**Written task**: Count lines, not occurrences: report how many lines in the records hold the string "this", and nothing else.
— start Supplied information —
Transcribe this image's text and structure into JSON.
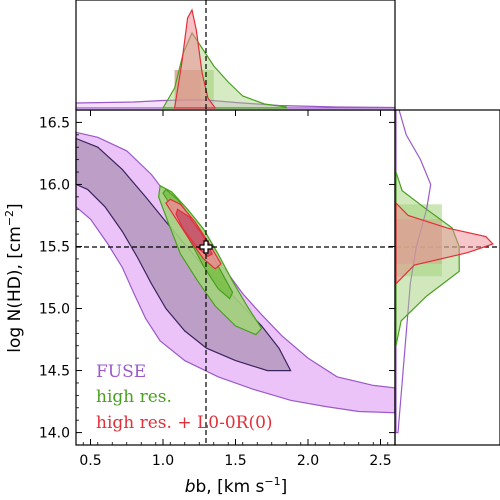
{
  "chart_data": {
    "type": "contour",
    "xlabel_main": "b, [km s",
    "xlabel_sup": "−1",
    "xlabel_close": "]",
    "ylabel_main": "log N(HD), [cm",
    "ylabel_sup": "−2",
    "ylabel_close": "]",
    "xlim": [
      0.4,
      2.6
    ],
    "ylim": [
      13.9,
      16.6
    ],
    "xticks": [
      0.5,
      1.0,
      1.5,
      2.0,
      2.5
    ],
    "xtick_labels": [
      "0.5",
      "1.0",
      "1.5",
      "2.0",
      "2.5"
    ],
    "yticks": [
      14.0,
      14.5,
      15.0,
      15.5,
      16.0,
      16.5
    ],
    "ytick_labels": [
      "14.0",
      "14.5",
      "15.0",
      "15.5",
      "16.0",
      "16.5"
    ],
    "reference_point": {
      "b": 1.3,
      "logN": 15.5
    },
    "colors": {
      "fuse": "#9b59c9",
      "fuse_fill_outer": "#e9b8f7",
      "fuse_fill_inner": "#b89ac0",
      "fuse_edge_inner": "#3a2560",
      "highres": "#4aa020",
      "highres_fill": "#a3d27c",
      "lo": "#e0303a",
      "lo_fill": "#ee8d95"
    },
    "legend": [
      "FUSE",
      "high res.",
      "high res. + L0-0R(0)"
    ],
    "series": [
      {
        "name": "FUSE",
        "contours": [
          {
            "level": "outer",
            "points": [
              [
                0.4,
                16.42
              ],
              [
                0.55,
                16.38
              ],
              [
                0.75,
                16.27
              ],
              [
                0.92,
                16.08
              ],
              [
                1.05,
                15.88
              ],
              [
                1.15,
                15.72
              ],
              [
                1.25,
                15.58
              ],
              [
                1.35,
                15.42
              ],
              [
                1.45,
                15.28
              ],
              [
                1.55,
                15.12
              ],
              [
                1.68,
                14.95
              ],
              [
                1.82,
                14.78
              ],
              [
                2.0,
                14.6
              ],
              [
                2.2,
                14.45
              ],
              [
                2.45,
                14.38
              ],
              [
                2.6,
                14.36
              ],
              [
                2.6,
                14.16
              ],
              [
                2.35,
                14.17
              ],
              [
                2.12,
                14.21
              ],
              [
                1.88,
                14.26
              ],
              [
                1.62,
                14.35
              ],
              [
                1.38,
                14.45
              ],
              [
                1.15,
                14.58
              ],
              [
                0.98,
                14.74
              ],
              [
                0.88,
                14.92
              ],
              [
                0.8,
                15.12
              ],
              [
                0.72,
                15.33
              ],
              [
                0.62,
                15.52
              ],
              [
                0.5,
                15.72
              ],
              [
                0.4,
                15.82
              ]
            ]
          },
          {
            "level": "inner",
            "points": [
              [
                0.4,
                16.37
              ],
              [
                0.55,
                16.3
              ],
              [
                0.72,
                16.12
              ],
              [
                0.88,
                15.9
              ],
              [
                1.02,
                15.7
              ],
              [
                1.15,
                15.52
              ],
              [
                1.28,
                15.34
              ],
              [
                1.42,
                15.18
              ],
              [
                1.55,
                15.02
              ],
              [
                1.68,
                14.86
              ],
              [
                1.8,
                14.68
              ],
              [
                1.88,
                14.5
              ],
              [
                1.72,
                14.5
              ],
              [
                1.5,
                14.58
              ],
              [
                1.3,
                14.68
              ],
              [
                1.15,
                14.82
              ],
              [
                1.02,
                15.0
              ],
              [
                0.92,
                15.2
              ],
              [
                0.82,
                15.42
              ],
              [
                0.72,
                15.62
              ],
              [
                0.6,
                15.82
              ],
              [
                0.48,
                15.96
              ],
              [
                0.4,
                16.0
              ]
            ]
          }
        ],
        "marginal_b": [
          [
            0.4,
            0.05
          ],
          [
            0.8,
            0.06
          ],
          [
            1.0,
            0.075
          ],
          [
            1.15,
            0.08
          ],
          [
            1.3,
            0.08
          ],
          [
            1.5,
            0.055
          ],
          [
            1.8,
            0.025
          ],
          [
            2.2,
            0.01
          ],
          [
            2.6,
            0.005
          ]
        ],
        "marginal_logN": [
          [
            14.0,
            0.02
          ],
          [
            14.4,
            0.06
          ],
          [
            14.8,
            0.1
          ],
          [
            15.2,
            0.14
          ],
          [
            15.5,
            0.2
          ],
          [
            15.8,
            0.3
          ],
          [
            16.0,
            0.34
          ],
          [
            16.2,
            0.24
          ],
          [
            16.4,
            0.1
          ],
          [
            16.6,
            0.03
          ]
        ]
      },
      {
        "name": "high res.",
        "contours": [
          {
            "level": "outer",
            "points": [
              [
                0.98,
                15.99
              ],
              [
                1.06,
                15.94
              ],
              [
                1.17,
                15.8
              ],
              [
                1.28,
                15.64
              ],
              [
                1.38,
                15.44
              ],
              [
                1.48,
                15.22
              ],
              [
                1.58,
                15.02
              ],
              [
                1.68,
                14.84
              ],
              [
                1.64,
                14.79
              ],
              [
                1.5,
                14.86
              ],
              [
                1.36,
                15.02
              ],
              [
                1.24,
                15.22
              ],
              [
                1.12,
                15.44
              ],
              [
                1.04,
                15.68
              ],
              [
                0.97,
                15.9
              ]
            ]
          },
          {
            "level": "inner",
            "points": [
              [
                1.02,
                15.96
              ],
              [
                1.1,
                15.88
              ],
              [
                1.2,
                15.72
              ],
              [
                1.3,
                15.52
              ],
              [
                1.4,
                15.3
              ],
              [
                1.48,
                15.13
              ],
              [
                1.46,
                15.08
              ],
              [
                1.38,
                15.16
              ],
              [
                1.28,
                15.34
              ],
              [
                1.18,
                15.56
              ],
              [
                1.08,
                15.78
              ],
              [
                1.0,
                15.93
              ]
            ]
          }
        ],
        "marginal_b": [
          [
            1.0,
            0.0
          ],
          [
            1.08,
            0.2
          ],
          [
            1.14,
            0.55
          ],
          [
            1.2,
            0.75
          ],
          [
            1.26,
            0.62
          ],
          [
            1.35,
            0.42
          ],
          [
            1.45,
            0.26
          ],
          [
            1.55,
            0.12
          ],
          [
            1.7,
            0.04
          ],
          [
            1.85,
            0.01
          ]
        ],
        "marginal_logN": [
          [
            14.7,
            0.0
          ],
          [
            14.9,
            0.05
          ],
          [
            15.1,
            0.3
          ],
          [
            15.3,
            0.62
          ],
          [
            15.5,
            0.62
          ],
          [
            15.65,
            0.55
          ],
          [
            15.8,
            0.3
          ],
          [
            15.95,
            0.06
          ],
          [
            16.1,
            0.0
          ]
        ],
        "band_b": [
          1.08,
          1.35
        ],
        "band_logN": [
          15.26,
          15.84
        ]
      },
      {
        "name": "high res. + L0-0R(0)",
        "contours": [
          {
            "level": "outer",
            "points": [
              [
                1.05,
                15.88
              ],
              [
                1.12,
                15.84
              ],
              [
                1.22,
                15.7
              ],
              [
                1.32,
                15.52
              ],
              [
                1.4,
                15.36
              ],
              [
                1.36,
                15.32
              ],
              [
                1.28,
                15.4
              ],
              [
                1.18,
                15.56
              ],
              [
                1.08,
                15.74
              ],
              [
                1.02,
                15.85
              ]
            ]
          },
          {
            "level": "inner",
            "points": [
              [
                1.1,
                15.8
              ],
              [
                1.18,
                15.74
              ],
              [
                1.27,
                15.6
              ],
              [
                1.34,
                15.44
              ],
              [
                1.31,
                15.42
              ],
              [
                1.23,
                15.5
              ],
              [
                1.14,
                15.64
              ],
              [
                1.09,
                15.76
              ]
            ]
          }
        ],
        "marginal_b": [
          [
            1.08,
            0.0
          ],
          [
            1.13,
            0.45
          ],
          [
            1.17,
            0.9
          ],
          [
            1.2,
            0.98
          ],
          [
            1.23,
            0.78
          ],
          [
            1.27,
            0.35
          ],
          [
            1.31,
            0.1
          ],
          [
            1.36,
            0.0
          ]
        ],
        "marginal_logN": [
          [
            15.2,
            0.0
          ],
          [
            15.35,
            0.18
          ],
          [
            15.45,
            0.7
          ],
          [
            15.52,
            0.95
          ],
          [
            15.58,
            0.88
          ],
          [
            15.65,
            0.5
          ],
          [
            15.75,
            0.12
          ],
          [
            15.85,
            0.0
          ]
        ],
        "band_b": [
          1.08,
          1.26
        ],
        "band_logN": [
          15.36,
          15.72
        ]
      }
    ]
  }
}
— end Supplied information —
— start Supplied information —
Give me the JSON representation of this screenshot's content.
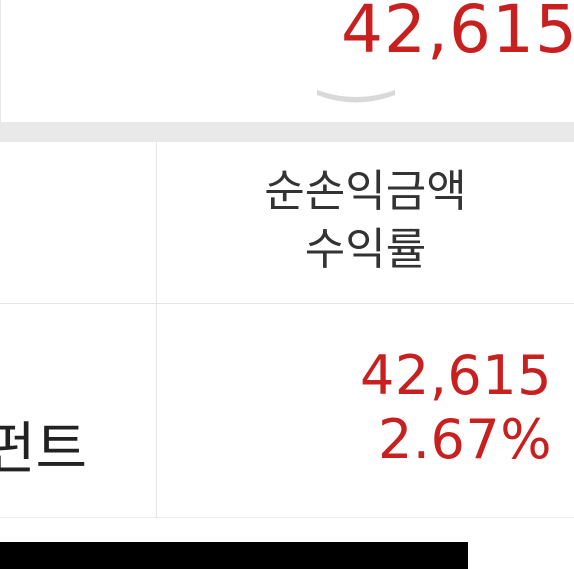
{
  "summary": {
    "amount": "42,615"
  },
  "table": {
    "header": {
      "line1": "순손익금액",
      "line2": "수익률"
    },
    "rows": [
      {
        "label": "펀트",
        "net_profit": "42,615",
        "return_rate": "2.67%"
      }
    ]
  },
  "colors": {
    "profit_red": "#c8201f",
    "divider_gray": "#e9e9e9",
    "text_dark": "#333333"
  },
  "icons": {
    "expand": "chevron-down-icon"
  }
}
— end Supplied information —
**Reply to the exercise**: 2